◆ Task goal
Rewrite the entries from the first line through the line containing "title-divider: [0, 47, 1033, 50]" as a numbered list, leaving out any blank lines.

◆ Dataset entries
——————

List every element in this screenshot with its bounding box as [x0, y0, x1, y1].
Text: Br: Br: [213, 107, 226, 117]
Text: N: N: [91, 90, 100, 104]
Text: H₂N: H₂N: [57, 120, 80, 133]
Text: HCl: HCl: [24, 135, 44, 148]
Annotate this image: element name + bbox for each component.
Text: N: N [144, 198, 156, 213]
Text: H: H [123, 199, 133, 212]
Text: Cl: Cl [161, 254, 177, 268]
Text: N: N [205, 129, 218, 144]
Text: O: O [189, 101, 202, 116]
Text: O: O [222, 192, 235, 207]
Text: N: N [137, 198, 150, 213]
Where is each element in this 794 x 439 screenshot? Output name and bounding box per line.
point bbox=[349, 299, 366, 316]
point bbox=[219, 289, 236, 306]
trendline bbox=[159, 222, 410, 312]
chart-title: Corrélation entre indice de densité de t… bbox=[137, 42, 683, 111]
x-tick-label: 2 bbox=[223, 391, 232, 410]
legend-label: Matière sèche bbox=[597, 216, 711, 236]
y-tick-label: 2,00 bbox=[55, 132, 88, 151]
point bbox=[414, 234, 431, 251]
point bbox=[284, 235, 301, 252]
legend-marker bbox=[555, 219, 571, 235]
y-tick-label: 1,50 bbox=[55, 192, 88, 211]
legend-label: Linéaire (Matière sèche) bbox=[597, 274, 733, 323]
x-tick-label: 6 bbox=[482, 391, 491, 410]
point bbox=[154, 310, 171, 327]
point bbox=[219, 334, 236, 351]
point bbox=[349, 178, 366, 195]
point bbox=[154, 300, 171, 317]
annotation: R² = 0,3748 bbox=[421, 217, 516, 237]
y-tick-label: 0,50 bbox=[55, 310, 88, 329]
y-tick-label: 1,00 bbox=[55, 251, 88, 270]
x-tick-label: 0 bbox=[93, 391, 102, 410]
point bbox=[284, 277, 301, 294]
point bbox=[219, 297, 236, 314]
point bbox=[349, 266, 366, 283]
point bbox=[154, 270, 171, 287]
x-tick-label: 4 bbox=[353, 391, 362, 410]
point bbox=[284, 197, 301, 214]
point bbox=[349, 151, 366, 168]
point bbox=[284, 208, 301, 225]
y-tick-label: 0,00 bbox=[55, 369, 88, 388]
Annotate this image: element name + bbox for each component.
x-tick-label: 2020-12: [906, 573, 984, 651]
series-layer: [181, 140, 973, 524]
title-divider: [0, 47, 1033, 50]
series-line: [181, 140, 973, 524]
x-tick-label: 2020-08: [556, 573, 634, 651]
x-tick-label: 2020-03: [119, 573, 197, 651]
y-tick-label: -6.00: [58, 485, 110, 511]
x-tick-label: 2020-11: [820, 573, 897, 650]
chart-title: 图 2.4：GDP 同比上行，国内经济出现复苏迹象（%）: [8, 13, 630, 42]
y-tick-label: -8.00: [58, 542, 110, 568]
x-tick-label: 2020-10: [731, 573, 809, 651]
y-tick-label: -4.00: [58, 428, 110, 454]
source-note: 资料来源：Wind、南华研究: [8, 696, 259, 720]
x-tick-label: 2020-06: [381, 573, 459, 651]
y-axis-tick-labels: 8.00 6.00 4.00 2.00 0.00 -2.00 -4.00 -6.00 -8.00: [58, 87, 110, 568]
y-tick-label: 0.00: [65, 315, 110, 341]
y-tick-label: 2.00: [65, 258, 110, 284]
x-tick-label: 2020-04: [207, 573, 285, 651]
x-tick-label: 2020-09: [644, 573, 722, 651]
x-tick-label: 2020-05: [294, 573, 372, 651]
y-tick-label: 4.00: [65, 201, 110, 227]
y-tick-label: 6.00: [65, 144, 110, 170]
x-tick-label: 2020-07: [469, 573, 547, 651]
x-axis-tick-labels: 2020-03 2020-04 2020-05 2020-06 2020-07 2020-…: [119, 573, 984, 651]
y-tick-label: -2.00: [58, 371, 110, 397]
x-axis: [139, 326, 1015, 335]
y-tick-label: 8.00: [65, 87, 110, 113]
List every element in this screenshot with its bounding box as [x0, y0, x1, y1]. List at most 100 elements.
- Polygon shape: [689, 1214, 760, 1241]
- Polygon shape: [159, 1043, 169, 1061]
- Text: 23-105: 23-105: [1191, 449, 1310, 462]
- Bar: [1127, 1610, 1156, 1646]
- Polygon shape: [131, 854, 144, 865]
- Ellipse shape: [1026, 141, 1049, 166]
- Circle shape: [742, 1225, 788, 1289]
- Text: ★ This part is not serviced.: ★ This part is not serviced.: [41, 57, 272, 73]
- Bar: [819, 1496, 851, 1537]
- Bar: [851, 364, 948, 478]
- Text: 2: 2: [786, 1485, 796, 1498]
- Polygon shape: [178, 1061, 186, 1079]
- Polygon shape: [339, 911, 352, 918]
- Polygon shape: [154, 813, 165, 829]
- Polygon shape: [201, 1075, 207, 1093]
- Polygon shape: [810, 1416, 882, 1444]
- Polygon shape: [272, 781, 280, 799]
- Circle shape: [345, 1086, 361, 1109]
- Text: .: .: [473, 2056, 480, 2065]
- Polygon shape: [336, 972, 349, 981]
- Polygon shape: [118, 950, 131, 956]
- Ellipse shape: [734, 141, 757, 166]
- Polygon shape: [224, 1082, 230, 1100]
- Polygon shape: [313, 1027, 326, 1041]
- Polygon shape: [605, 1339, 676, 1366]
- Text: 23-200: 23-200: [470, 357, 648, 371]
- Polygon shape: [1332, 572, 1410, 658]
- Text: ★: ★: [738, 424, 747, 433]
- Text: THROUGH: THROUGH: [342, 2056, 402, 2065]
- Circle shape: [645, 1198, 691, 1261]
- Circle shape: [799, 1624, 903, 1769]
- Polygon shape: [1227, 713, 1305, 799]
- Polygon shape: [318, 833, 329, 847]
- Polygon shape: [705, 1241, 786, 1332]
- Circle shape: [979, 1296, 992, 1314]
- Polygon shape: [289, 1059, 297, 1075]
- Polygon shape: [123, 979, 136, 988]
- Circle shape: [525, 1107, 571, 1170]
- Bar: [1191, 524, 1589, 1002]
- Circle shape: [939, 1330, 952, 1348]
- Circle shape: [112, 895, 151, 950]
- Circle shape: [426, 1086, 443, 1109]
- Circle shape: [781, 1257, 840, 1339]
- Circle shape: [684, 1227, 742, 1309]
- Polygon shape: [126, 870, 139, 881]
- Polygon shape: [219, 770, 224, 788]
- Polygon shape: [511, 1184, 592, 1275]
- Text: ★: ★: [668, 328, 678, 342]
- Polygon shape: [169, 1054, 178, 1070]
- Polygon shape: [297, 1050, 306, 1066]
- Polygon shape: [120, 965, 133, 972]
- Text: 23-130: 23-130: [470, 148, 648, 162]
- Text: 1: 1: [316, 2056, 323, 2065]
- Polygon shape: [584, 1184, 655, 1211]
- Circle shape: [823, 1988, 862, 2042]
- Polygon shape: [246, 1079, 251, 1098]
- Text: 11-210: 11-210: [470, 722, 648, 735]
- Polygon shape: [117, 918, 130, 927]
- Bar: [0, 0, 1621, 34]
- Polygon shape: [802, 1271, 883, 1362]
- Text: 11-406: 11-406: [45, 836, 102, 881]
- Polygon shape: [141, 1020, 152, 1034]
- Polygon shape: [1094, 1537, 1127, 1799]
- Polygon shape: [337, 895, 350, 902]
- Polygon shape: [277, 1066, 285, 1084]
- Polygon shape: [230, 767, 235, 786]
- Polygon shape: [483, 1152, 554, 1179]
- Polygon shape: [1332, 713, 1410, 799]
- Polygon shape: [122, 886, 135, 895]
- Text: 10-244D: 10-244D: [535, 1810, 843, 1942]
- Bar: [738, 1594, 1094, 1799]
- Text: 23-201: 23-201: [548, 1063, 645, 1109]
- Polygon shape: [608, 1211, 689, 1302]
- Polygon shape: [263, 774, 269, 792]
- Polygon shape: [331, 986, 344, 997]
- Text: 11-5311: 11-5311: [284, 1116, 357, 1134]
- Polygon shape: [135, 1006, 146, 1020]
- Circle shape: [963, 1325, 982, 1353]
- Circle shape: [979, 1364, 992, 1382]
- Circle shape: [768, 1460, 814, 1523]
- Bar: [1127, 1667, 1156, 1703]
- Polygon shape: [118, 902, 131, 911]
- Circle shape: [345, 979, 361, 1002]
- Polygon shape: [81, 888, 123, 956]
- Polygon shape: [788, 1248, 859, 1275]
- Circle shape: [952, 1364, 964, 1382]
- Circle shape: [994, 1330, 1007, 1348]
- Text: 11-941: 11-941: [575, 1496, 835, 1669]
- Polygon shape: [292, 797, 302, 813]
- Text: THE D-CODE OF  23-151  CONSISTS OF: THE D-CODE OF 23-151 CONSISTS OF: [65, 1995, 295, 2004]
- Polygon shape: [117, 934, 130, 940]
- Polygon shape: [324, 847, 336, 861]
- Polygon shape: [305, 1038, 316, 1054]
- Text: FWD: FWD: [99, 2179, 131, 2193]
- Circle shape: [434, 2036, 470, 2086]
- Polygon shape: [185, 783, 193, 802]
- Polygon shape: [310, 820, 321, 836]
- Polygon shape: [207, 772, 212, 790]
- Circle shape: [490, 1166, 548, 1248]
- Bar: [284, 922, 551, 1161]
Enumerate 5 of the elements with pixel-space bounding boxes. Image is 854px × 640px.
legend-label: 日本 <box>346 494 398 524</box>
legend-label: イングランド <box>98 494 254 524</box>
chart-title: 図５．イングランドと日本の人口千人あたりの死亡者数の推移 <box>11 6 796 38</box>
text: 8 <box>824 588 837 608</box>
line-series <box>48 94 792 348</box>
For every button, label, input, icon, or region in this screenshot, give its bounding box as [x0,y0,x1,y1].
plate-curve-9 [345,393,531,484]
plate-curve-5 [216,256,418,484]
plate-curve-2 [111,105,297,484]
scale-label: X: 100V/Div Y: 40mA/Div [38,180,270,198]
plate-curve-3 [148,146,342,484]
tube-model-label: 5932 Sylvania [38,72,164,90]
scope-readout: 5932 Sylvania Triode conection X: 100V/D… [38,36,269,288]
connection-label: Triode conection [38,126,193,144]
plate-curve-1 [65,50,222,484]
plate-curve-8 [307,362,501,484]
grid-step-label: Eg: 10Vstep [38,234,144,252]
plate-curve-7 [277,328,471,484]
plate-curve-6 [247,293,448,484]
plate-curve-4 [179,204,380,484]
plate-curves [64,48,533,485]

——————

◆ Answer for this exercise
1. List every element in this screenshot with its bounding box as [x0, y0, x1, y1].
2. Text: Br: Br: [213, 107, 226, 117]
3. Text: N: N: [91, 90, 100, 104]
4. Text: H₂N: H₂N: [57, 120, 80, 133]
5. Text: HCl: HCl: [24, 135, 44, 148]
6. Annotate this image: element name + bbox for each component.
7. Text: N: N [144, 198, 156, 213]
8. Text: H: H [123, 199, 133, 212]
9. Text: Cl: Cl [161, 254, 177, 268]
10. Text: N: N [205, 129, 218, 144]
11. Text: O: O [189, 101, 202, 116]
12. Text: O: O [222, 192, 235, 207]
13. Text: N: N [137, 198, 150, 213]
14. Where is each element in this 794 x 439 screenshot? Output name and bounding box per line.
15. point bbox=[349, 299, 366, 316]
16. point bbox=[219, 289, 236, 306]
17. trendline bbox=[159, 222, 410, 312]
18. chart-title: Corrélation entre indice de densité de t… bbox=[137, 42, 683, 111]
19. x-tick-label: 2 bbox=[223, 391, 232, 410]
20. legend-label: Matière sèche bbox=[597, 216, 711, 236]
21. y-tick-label: 2,00 bbox=[55, 132, 88, 151]
22. point bbox=[414, 234, 431, 251]
23. point bbox=[284, 235, 301, 252]
24. legend-marker bbox=[555, 219, 571, 235]
25. y-tick-label: 1,50 bbox=[55, 192, 88, 211]
26. legend-label: Linéaire (Matière sèche) bbox=[597, 274, 733, 323]
27. x-tick-label: 6 bbox=[482, 391, 491, 410]
28. point bbox=[154, 310, 171, 327]
29. point bbox=[219, 334, 236, 351]
30. point bbox=[349, 178, 366, 195]
31. point bbox=[154, 300, 171, 317]
32. annotation: R² = 0,3748 bbox=[421, 217, 516, 237]
33. y-tick-label: 0,50 bbox=[55, 310, 88, 329]
34. y-tick-label: 1,00 bbox=[55, 251, 88, 270]
35. x-tick-label: 0 bbox=[93, 391, 102, 410]
36. point bbox=[284, 277, 301, 294]
37. point bbox=[219, 297, 236, 314]
38. point bbox=[349, 266, 366, 283]
39. point bbox=[154, 270, 171, 287]
40. x-tick-label: 4 bbox=[353, 391, 362, 410]
41. point bbox=[284, 197, 301, 214]
42. point bbox=[349, 151, 366, 168]
43. point bbox=[284, 208, 301, 225]
44. y-tick-label: 0,00 bbox=[55, 369, 88, 388]
45. Annotate this image: element name + bbox for each component.
46. x-tick-label: 2020-12: [906, 573, 984, 651]
47. series-layer: [181, 140, 973, 524]
48. title-divider: [0, 47, 1033, 50]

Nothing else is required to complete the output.